DATA PROVIDED:
◇ ◇ ◇ ◇

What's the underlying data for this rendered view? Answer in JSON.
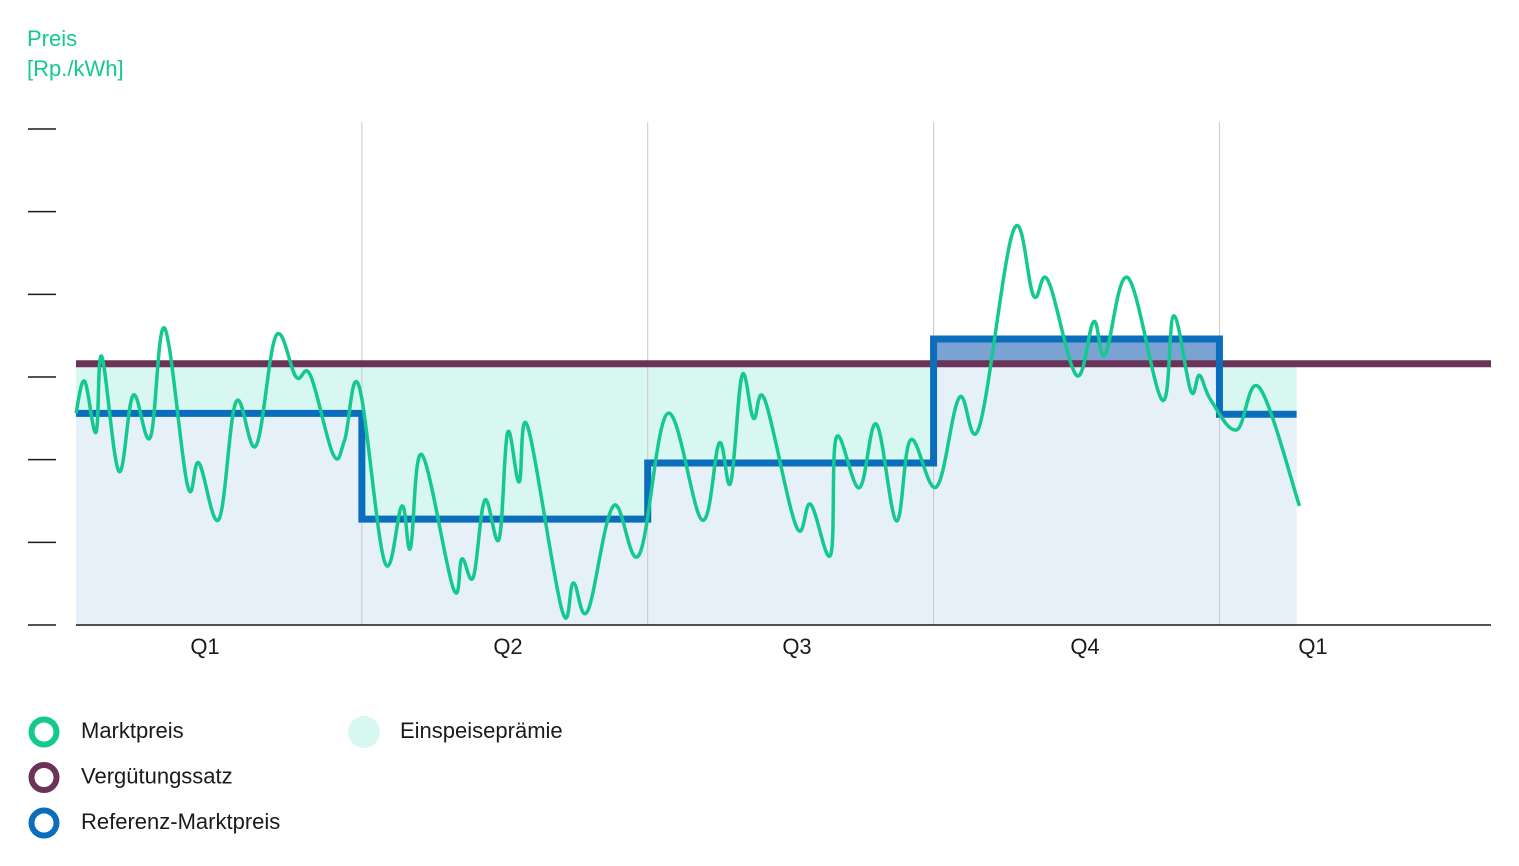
{
  "chart_data": {
    "type": "line",
    "ylabel": [
      "Preis",
      "[Rp./kWh]"
    ],
    "categories": [
      "Q1",
      "Q2",
      "Q3",
      "Q4",
      "Q1"
    ],
    "xlim": [
      0,
      4.95
    ],
    "xticks": [
      1,
      2,
      3,
      4
    ],
    "ylim": [
      0,
      6
    ],
    "yticks": [
      0,
      1,
      2,
      3,
      4,
      5,
      6
    ],
    "grid": true,
    "series": [
      {
        "name": "Marktpreis",
        "color": "#14c98f",
        "style": "smooth",
        "x": [
          0,
          0.03,
          0.07,
          0.09,
          0.15,
          0.2,
          0.26,
          0.31,
          0.39,
          0.43,
          0.5,
          0.56,
          0.63,
          0.7,
          0.77,
          0.82,
          0.9,
          0.94,
          0.99,
          1.08,
          1.14,
          1.17,
          1.21,
          1.32,
          1.35,
          1.39,
          1.43,
          1.48,
          1.51,
          1.55,
          1.58,
          1.7,
          1.74,
          1.79,
          1.88,
          1.97,
          2.07,
          2.19,
          2.25,
          2.29,
          2.33,
          2.37,
          2.41,
          2.52,
          2.57,
          2.64,
          2.66,
          2.74,
          2.8,
          2.87,
          2.92,
          3.01,
          3.09,
          3.16,
          3.28,
          3.35,
          3.4,
          3.5,
          3.56,
          3.6,
          3.68,
          3.8,
          3.84,
          3.9,
          3.93,
          3.97,
          4.06,
          4.14,
          4.28
        ],
        "values": [
          2.56,
          2.95,
          2.33,
          3.25,
          1.86,
          2.78,
          2.27,
          3.59,
          1.69,
          1.96,
          1.28,
          2.7,
          2.17,
          3.5,
          3.0,
          3.02,
          2.06,
          2.24,
          2.89,
          0.76,
          1.44,
          0.93,
          2.06,
          0.44,
          0.8,
          0.58,
          1.51,
          1.04,
          2.33,
          1.73,
          2.4,
          0.18,
          0.51,
          0.17,
          1.44,
          0.85,
          2.56,
          1.27,
          2.2,
          1.72,
          3.02,
          2.5,
          2.72,
          1.19,
          1.46,
          0.85,
          2.27,
          1.66,
          2.43,
          1.26,
          2.24,
          1.67,
          2.75,
          2.4,
          4.78,
          3.98,
          4.17,
          3.02,
          3.67,
          3.27,
          4.2,
          2.72,
          3.74,
          2.83,
          3.02,
          2.72,
          2.36,
          2.87,
          1.44
        ]
      },
      {
        "name": "Vergütungssatz",
        "color": "#6b3358",
        "style": "step",
        "x": [
          0,
          4.95
        ],
        "values": [
          3.16,
          3.16
        ]
      },
      {
        "name": "Referenz-Marktpreis",
        "color": "#0a6ebd",
        "style": "step",
        "x": [
          0,
          1,
          2,
          3,
          4,
          4.27
        ],
        "values": [
          2.56,
          1.28,
          1.96,
          3.46,
          2.55,
          2.55
        ]
      }
    ],
    "areas": [
      {
        "name": "Einspeiseprämie",
        "color": "#d9f7f1"
      }
    ]
  }
}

◇ ◇ ◇ ◇

PROBLEM REQUIREMENTS: Copy each line of the data that contains the word "Marktpreis".

FINAL RESULT:
        "name": "Marktpreis",
        "name": "Referenz-Marktpreis",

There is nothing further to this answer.